• **Aim of the exercise**
Copy each line that contains the word "контакты".

• **Provided records**
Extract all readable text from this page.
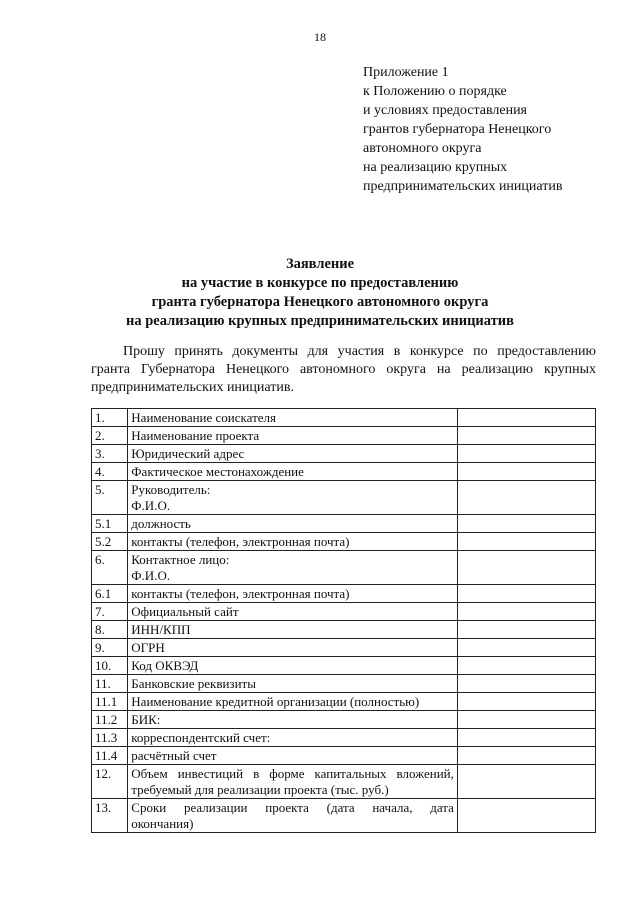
18
Приложение 1
к Положению о порядке
и условиях предоставления
грантов губернатора Ненецкого
автономного округа
на реализацию крупных
предпринимательских инициатив
Заявление
на участие в конкурсе по предоставлению
гранта губернатора Ненецкого автономного округа
на реализацию крупных предпринимательских инициатив
Прошу принять документы для участия в конкурсе по предоставлению
гранта Губернатора Ненецкого автономного округа на реализацию крупных
предпринимательских инициатив.
1.	Наименование соискателя	

2.	Наименование проекта	

3.	Юридический адрес	

4.	Фактическое местонахождение	

5.	Руководитель:
Ф.И.О.	

5.1	должность	

5.2	контакты (телефон, электронная почта)	

6.	Контактное лицо:
Ф.И.О.	

6.1	контакты (телефон, электронная почта)	

7.	Официальный сайт	

8.	ИНН/КПП	

9.	ОГРН	

10.	Код ОКВЭД	

11.	Банковские реквизиты	

11.1	Наименование кредитной организации (полностью)	

11.2	БИК:	

11.3	корреспондентский счет:	

11.4	расчётный счет	

12.	Объем инвестиций в форме капитальных вложений,
требуемый для реализации проекта (тыс. руб.)	

13.	Сроки реализации проекта (дата начала, дата
окончания)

• **Completed exercise**
5.2	контакты (телефон, электронная почта)	
6.1	контакты (телефон, электронная почта)	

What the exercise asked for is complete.